BRANO DA LEGGERE
▽
Durante il matrimonio, il trasferimento di denaro da un coniuge all’altro per far fronte ai bisogni comuni non costituisce un prestito. La legge italiana definisce questo comportamento come adempimento di un dovere di solidarietà, sancito dall’articolo 143 del Codice Civile. Ciò significa che le somme versate a titolo di contributo alla vita familiare non possono essere richieste indietro, nemmeno in caso di separazione o divorzio, salvo casi particolari disciplinati da accordi specifici tra le parti.
Il matrimonio, infatti, non è solo un vincolo affettivo, ma anche un impegno materiale reciproco. Dal sostegno economico alla gestione della casa, alla cura dei figli e alla partecipazione alle spese comuni, ogni contributo ha una funzione pratica e morale: garantire il benessere del nucleo familiare.
Separazione, perché i versamenti tra coniugi non sono prestiti
Secondo la giurisprudenza, le elargizioni di denaro tra coniugi sono considerate atti di solidarietà e non debiti recuperabili. Anche se uno dei due apporta somme significativamente maggiori rispetto all’altro, ciò non costituisce motivo per richiedere la restituzione. Il principio si basa sul fatto che ogni contributo è proporzionato alle proprie capacità economiche e professionali, senza dover essere documentato o conteggiato in dettaglio.
Esempi concreti includono il pagamento di una ristrutturazione, l’acquisto di un’automobile per l’uso familiare o la gestione delle spese quotidiane. In tutte queste situazioni, i versamenti non possono essere considerati prestiti, anche se il patrimonio del coniuge che contribuisce è superiore a quello dell’altro.

Molti coniugi scelgono la separazione dei beni per mantenere distinti i patrimoni personali. Tuttavia, questa scelta non incide sull’obbligo di contribuzione ai bisogni familiari. Sia in comunione che in separazione dei beni, il principio rimane invariato: i versamenti effettuati per sostenere il progetto di vita comune non danno diritto a un rimborso dopo la separazione. La separazione dei beni tutela il patrimonio individuale, ma non trasforma il matrimonio in un accordo economico formale dove ogni somma deve essere restituita.
L’unica eccezione riguarda i casi in cui esista un accordo contrattuale specifico tra i coniugi che qualifichi la somma come prestito. In questi casi, il contratto deve indicare chiaramente importo, modalità di restituzione e finalità, distinguendo la somma dai contributi destinati ai bisogni familiari. Senza un tale accordo, qualsiasi richiesta di rimborso difficilmente troverà fondamento legale.
Il dovere di contribuzione copre tutte le spese necessarie al mantenimento e al benessere della famiglia: abitazione, istruzione dei figli, alimentazione, cure mediche, trasporti, vacanze e ogni altra spesa ordinaria o straordinaria a beneficio della vita familiare. Anche interventi consistenti su beni di proprietà esclusiva di uno dei coniugi, se destinati a un interesse familiare, rientrano in questo obbligo e non sono restituibili.
△
DATI RIPORTATI
▽
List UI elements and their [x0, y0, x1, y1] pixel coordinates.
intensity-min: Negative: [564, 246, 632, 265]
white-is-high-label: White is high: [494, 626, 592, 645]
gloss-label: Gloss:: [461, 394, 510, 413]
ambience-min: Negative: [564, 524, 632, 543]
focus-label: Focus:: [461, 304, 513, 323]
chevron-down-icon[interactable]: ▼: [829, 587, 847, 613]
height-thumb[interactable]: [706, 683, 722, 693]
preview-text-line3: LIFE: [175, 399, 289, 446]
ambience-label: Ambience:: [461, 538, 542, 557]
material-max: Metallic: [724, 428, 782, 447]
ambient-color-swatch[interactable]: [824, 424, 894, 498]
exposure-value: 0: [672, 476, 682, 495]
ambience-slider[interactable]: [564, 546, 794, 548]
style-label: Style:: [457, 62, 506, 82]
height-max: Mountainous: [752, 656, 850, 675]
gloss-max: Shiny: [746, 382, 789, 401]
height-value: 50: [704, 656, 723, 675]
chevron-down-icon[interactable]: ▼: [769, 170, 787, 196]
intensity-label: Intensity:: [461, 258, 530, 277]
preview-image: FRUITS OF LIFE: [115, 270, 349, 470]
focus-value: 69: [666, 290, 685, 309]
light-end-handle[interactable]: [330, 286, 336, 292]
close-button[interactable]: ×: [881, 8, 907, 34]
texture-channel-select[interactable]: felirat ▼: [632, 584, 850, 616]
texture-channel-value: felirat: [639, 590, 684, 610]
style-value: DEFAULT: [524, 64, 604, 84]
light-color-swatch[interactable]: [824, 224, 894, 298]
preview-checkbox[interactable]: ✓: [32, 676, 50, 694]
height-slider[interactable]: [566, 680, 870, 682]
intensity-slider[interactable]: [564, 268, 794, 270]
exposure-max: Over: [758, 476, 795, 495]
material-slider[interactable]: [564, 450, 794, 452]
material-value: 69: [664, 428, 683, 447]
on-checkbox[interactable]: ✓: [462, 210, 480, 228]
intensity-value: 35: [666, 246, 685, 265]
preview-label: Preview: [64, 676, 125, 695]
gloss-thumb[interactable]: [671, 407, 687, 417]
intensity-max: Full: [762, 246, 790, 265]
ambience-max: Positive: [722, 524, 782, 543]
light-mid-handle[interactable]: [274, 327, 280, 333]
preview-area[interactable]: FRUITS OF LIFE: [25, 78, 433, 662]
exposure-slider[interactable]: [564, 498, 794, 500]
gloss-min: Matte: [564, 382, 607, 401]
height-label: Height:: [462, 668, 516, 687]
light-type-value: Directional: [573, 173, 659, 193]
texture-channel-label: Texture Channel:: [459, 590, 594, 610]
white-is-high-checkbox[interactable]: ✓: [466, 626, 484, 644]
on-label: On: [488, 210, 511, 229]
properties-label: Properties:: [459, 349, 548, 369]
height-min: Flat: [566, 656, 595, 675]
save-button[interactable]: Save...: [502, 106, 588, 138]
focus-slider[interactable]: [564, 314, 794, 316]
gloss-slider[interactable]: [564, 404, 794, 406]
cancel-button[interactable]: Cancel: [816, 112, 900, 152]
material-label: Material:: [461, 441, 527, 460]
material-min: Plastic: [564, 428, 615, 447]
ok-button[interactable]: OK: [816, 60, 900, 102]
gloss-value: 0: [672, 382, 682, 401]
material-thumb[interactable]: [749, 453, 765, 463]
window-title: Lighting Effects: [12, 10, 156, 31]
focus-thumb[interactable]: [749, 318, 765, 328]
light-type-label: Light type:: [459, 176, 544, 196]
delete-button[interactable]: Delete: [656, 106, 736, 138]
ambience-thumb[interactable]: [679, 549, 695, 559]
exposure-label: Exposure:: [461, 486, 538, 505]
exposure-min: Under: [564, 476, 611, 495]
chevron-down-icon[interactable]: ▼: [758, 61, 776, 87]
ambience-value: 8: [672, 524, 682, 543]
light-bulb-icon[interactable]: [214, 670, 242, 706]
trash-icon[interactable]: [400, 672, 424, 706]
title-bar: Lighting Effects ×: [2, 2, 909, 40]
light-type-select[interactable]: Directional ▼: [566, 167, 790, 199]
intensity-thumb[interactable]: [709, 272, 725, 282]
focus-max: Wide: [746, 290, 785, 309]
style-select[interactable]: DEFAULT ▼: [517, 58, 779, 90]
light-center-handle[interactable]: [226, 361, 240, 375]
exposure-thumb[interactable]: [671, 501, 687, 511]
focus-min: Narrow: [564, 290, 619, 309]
△
PROBLEMA
Ricopia dal brano sui versamenti tra coniugi il passo che va da "L’unica eccezione riguarda" fino a "troverà fondamento legale." incluso. I record non hanno alcun ruolo in questo compito.

SOLUZIONE DELL'ESERCIZIO
L’unica eccezione riguarda i casi in cui esista un accordo contrattuale specifico tra i coniugi che qualifichi la somma come prestito. In questi casi, il contratto deve indicare chiaramente importo, modalità di restituzione e finalità, distinguendo la somma dai contributi destinati ai bisogni familiari. Senza un tale accordo, qualsiasi richiesta di rimborso difficilmente troverà fondamento legale.